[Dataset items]
Content starts
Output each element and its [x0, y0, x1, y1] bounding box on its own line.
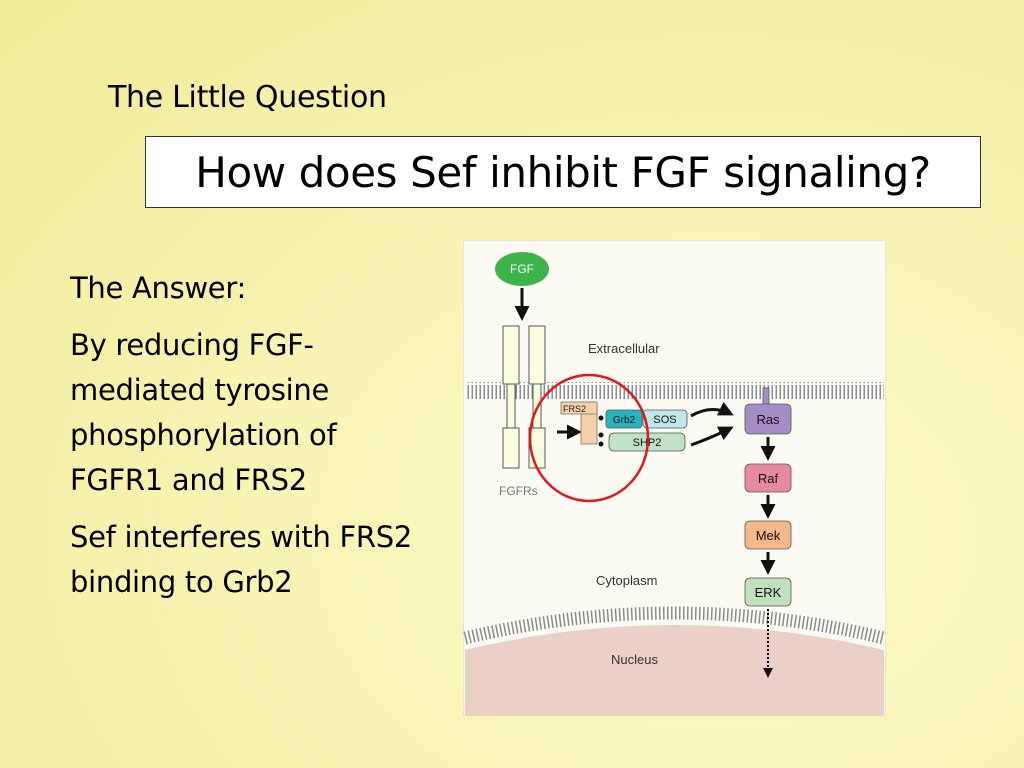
- cytoplasm-label: Cytoplasm: [596, 573, 657, 588]
- answer-block: The Answer: By reducing FGF-mediated tyr…: [70, 266, 420, 617]
- sos-label: SOS: [653, 414, 676, 426]
- answer-point-2: Sef interferes with FRS2 binding to Grb2: [70, 520, 412, 599]
- shp2-to-ras-arrow: [690, 426, 734, 447]
- sos-to-ras-arrow: [690, 401, 734, 418]
- highlight-circle: [528, 373, 650, 503]
- nucleus-label: Nucleus: [611, 652, 658, 667]
- frs2-protein: [560, 401, 598, 445]
- fgf-ligand: [495, 252, 549, 286]
- fgfrs-label: FGFRs: [499, 484, 538, 498]
- raf-label: Raf: [758, 471, 779, 486]
- answer-point-1: By reducing FGF-mediated tyrosine phosph…: [70, 328, 337, 497]
- ras-protein: [744, 403, 792, 435]
- extracellular-label: Extracellular: [588, 341, 660, 356]
- plasma-membrane: [465, 382, 884, 399]
- frs2-phospho-dot-2: [598, 432, 604, 438]
- erk-label: ERK: [755, 585, 782, 600]
- grb2-protein: [605, 409, 643, 429]
- question-text: How does Sef inhibit FGF signaling?: [195, 147, 931, 197]
- slide-title: The Little Question: [108, 80, 387, 115]
- frs2-phospho-dot-3: [598, 441, 604, 447]
- frs2-phospho-dot-1: [598, 415, 604, 421]
- fgf-receptor-left: [502, 325, 520, 469]
- question-box: How does Sef inhibit FGF signaling?: [145, 136, 981, 208]
- ras-label: Ras: [756, 412, 780, 427]
- fgf-label: FGF: [510, 262, 534, 276]
- signaling-pathway-diagram: FGF FGFRs Extracellular Cytoplasm Nucleu…: [463, 240, 886, 716]
- frs2-label: FRS2: [563, 404, 586, 414]
- grb2-label: Grb2: [613, 415, 636, 426]
- erk-protein: [744, 577, 792, 607]
- mek-protein: [744, 520, 792, 550]
- nucleus-region: [465, 625, 884, 716]
- sos-protein: [642, 409, 688, 429]
- mek-label: Mek: [756, 528, 781, 543]
- answer-heading: The Answer:: [70, 271, 246, 305]
- nuclear-envelope: [463, 606, 886, 645]
- ras-membrane-anchor: [762, 387, 770, 405]
- raf-protein: [744, 463, 792, 493]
Content ends
[Problem to solve] Wherever a line above contains the string "signaling", copy that line.

[Answer area]
- question-text: How does Sef inhibit FGF signaling?: [195, 147, 931, 197]
- question-box: How does Sef inhibit FGF signaling?: [145, 136, 981, 208]
- signaling-pathway-diagram: FGF FGFRs Extracellular Cytoplasm Nucleu…: [463, 240, 886, 716]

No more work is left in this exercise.